元データ
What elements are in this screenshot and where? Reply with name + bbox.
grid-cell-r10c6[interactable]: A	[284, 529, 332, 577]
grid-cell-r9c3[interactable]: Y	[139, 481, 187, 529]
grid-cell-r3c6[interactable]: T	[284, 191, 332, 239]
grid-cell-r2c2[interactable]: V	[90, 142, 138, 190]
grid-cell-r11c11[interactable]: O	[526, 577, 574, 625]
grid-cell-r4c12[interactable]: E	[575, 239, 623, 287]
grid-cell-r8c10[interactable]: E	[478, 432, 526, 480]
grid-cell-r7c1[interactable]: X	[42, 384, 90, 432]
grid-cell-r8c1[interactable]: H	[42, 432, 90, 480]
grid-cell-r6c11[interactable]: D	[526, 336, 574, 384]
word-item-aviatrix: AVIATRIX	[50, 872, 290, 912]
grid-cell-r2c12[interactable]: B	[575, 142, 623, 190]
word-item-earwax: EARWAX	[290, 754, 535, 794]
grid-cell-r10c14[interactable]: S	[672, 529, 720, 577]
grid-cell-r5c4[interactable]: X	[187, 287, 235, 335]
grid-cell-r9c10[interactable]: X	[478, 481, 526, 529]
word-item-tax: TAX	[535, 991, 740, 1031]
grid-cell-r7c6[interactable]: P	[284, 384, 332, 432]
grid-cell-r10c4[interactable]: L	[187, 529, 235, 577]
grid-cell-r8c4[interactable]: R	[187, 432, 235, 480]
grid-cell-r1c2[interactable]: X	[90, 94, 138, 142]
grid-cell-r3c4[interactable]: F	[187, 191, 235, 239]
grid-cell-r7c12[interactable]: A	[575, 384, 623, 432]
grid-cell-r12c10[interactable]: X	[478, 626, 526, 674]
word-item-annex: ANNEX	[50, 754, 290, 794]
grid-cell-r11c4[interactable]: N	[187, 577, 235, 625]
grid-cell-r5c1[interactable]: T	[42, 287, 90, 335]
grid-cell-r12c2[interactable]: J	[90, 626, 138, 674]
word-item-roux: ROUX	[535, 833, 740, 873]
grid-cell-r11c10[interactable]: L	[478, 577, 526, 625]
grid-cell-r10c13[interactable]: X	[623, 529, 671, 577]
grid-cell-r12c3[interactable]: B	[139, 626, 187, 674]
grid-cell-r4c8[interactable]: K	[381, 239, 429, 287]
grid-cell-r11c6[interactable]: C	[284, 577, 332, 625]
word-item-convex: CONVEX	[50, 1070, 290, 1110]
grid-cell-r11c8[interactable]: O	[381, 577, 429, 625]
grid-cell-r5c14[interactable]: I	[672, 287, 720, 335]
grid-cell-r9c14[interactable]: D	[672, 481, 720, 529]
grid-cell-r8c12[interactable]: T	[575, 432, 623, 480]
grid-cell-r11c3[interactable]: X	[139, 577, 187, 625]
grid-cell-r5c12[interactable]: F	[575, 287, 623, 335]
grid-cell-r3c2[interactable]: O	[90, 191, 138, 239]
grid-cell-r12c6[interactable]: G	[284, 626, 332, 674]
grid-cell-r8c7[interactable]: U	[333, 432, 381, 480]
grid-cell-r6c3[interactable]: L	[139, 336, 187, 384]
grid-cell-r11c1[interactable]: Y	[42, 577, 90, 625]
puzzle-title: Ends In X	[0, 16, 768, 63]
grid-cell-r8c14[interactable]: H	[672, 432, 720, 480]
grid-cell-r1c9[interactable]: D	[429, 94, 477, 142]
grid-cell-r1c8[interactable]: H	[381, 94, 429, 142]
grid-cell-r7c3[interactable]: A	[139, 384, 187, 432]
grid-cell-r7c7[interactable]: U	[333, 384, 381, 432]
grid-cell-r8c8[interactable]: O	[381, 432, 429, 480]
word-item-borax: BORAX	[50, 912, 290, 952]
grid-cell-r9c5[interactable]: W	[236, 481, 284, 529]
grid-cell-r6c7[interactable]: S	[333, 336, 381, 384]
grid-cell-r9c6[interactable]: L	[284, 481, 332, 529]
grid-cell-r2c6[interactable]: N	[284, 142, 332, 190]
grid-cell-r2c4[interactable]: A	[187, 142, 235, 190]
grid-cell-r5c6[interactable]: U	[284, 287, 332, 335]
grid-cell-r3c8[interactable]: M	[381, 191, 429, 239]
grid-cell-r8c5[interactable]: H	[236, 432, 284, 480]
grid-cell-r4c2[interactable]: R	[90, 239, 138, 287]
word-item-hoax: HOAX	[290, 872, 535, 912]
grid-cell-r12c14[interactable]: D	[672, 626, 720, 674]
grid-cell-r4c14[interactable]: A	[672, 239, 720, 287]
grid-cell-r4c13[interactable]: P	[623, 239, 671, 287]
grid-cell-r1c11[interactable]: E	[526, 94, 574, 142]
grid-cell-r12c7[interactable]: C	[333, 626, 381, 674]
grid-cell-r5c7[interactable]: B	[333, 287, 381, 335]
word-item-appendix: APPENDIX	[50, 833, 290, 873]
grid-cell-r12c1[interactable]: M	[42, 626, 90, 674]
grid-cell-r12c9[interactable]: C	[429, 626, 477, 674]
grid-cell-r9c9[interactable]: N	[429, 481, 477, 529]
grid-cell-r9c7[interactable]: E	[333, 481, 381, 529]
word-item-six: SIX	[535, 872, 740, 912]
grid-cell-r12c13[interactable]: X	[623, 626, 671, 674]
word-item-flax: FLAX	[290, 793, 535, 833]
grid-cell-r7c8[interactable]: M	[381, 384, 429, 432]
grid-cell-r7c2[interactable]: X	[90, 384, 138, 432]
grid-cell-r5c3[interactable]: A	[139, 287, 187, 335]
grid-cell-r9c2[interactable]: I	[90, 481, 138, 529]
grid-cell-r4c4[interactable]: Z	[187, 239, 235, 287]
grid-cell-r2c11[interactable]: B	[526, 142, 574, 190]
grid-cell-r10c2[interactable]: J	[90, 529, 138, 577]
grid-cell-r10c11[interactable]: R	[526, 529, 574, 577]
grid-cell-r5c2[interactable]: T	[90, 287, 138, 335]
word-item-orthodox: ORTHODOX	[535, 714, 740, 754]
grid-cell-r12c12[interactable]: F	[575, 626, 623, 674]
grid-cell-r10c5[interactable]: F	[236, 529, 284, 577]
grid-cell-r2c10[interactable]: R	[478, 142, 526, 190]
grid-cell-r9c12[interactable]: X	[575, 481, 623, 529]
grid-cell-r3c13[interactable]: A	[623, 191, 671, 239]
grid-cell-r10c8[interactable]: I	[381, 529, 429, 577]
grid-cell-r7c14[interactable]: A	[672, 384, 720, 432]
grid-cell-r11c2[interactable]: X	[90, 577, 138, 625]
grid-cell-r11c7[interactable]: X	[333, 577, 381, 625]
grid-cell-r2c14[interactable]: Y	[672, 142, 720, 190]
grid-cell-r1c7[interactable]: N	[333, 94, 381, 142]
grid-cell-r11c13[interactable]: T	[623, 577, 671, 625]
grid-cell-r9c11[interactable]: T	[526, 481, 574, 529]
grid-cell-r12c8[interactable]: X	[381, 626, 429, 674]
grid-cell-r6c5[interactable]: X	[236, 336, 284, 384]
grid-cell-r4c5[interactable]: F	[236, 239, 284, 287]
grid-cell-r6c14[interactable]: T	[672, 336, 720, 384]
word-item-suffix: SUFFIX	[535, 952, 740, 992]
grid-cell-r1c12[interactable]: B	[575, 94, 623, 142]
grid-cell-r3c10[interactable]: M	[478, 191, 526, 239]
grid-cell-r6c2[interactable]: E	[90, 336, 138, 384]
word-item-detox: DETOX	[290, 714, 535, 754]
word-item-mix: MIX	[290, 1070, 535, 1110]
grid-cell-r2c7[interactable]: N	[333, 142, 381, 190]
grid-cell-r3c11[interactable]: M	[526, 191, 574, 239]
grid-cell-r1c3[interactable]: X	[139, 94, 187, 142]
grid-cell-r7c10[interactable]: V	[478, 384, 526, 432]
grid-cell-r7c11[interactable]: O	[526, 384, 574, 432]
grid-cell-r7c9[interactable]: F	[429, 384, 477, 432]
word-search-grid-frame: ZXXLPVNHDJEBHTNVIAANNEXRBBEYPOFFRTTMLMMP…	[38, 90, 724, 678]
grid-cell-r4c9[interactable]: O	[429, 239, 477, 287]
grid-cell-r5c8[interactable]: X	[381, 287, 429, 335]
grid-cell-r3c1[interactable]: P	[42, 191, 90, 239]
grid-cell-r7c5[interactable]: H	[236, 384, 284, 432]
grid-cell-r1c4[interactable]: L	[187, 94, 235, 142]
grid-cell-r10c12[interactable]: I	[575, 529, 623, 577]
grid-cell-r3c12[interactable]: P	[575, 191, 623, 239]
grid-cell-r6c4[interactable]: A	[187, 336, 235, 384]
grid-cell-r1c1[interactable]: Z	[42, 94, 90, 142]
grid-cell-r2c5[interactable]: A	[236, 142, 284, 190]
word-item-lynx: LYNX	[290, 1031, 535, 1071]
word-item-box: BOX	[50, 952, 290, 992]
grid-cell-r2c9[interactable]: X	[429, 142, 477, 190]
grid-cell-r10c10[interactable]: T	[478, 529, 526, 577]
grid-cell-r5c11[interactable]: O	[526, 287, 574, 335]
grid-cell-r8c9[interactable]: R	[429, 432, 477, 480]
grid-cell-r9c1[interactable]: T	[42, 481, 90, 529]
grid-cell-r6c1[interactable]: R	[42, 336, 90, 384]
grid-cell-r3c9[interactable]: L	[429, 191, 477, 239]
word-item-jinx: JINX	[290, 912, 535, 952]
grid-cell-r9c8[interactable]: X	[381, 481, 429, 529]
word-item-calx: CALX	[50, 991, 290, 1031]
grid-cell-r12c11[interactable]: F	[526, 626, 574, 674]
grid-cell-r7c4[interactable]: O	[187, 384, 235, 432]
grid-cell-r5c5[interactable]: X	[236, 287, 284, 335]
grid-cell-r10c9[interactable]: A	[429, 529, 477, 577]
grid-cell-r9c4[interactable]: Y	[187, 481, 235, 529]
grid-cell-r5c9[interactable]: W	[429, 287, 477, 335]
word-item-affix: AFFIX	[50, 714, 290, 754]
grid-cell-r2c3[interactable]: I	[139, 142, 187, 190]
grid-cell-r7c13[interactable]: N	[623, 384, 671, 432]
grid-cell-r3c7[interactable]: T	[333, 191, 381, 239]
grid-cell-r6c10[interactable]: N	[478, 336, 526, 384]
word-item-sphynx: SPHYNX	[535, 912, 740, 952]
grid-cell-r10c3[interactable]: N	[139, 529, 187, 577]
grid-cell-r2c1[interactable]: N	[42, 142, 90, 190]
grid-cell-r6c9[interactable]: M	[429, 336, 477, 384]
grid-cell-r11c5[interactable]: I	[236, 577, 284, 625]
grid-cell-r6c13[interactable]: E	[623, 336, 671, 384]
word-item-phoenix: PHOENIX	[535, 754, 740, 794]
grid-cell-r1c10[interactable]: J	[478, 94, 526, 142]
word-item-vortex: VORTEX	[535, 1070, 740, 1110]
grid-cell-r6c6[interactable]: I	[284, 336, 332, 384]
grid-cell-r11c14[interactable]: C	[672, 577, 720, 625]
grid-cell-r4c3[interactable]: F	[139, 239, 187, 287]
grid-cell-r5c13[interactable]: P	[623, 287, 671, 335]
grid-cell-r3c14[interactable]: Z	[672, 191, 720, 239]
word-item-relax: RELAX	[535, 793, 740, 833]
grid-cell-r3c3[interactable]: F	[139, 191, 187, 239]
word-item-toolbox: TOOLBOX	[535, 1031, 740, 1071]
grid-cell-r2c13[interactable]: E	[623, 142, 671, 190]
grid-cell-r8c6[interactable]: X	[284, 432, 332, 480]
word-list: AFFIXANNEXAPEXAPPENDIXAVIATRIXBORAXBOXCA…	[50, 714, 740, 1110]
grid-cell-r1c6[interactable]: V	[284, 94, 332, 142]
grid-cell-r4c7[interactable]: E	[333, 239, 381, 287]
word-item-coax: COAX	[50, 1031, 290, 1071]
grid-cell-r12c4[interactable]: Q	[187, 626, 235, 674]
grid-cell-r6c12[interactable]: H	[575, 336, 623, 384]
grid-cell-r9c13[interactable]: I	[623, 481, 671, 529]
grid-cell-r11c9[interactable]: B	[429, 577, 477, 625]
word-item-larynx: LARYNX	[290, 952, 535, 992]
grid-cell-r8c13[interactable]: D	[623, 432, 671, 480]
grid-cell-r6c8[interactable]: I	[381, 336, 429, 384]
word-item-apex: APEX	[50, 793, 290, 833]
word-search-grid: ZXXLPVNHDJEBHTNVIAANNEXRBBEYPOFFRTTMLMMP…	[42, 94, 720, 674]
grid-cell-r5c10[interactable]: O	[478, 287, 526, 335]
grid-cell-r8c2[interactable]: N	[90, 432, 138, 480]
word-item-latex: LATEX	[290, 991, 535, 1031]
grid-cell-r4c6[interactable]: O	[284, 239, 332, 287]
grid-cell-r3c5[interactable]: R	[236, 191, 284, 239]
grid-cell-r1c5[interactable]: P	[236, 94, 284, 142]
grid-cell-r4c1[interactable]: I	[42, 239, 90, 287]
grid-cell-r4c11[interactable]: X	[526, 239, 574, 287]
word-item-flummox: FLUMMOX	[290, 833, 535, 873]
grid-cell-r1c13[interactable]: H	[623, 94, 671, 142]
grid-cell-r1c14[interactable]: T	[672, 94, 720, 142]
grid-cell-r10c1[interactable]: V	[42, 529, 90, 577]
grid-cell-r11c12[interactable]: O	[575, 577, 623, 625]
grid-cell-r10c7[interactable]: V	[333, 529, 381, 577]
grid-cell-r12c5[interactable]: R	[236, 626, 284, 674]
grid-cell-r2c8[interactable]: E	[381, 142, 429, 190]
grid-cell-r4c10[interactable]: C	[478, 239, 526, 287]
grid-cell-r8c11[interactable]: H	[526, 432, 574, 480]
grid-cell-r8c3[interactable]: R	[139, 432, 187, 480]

課題
一覧の最初の行から「191, 235, 239]」を含む行までを、1行を1つの文字列とするJSONリストに整えること。空行は除く。

完成解答
[
  "What elements are in this screenshot and where? Reply with name + bbox.",
  "grid-cell-r10c6[interactable]: A\t[284, 529, 332, 577]",
  "grid-cell-r9c3[interactable]: Y\t[139, 481, 187, 529]",
  "grid-cell-r3c6[interactable]: T\t[284, 191, 332, 239]",
  "grid-cell-r2c2[interactable]: V\t[90, 142, 138, 190]",
  "grid-cell-r11c11[interactable]: O\t[526, 577, 574, 625]",
  "grid-cell-r4c12[interactable]: E\t[575, 239, 623, 287]",
  "grid-cell-r8c10[interactable]: E\t[478, 432, 526, 480]",
  "grid-cell-r7c1[interactable]: X\t[42, 384, 90, 432]",
  "grid-cell-r8c1[interactable]: H\t[42, 432, 90, 480]",
  "grid-cell-r6c11[interactable]: D\t[526, 336, 574, 384]",
  "word-item-aviatrix: AVIATRIX\t[50, 872, 290, 912]",
  "grid-cell-r2c12[interactable]: B\t[575, 142, 623, 190]",
  "word-item-earwax: EARWAX\t[290, 754, 535, 794]",
  "grid-cell-r10c14[interactable]: S\t[672, 529, 720, 577]",
  "grid-cell-r5c4[interactable]: X\t[187, 287, 235, 335]",
  "grid-cell-r9c10[interactable]: X\t[478, 481, 526, 529]",
  "word-item-tax: TAX\t[535, 991, 740, 1031]",
  "grid-cell-r7c6[interactable]: P\t[284, 384, 332, 432]",
  "grid-cell-r10c4[interactable]: L\t[187, 529, 235, 577]",
  "grid-cell-r8c4[interactable]: R\t[187, 432, 235, 480]",
  "grid-cell-r1c2[interactable]: X\t[90, 94, 138, 142]",
  "grid-cell-r3c4[interactable]: F\t[187, 191, 235, 239]"
]